Records:
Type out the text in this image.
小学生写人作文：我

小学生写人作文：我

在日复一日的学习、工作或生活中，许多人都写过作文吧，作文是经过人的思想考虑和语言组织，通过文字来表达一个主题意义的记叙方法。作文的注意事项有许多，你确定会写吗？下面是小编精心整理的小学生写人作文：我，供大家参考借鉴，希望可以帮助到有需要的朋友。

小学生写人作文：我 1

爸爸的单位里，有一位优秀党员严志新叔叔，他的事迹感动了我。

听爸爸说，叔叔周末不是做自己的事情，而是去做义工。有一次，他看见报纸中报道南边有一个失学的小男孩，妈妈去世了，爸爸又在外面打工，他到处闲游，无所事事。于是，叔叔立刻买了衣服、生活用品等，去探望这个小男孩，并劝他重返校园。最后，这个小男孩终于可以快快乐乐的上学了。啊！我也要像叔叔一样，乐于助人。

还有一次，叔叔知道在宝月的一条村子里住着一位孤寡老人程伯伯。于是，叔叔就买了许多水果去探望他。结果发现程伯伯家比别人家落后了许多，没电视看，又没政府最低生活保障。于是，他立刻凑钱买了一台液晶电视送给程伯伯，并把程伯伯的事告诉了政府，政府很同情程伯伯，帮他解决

...

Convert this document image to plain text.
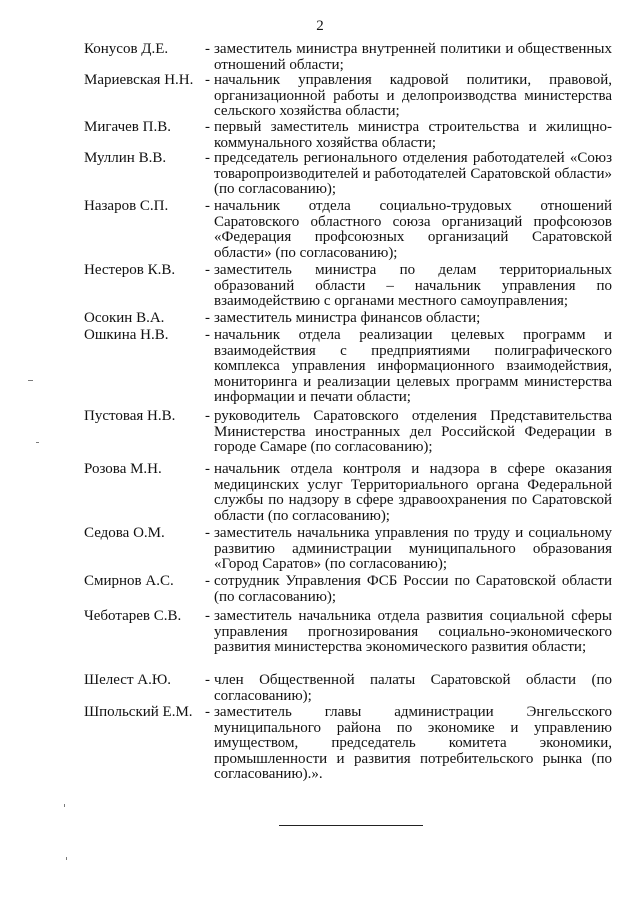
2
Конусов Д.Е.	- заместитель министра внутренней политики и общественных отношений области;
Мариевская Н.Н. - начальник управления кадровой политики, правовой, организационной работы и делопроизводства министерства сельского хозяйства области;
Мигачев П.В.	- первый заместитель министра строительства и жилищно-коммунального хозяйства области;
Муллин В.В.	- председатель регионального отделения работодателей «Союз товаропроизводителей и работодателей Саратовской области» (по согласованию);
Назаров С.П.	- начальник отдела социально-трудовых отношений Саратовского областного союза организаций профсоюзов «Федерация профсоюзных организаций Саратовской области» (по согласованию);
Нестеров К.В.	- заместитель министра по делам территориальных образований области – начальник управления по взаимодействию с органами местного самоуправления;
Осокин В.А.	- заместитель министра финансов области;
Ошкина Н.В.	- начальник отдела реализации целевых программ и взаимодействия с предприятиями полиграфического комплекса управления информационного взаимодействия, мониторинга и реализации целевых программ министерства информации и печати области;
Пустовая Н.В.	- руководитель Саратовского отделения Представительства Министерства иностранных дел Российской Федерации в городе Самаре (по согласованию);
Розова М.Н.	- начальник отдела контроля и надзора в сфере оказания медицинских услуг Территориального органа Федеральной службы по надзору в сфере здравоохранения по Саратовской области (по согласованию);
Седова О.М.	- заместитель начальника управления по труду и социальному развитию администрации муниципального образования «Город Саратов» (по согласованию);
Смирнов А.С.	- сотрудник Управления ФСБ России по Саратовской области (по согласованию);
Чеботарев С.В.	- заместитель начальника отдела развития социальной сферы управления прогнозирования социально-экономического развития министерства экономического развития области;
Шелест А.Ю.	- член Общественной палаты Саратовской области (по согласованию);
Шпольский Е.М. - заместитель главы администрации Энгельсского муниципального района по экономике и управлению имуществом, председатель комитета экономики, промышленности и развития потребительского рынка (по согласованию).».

Exercise goal: Pick out all the lines with the word "отдела" in them and copy them.

Reply to the task:
Назаров С.П.	- начальник отдела социально-трудовых отношений Саратовского областного союза организаций профсоюзов «Федерация профсоюзных организаций Саратовской области» (по согласованию);
Ошкина Н.В.	- начальник отдела реализации целевых программ и взаимодействия с предприятиями полиграфического комплекса управления информационного взаимодействия, мониторинга и реализации целевых программ министерства информации и печати области;
Розова М.Н.	- начальник отдела контроля и надзора в сфере оказания медицинских услуг Территориального органа Федеральной службы по надзору в сфере здравоохранения по Саратовской области (по согласованию);
Чеботарев С.В.	- заместитель начальника отдела развития социальной сферы управления прогнозирования социально-экономического развития министерства экономического развития области;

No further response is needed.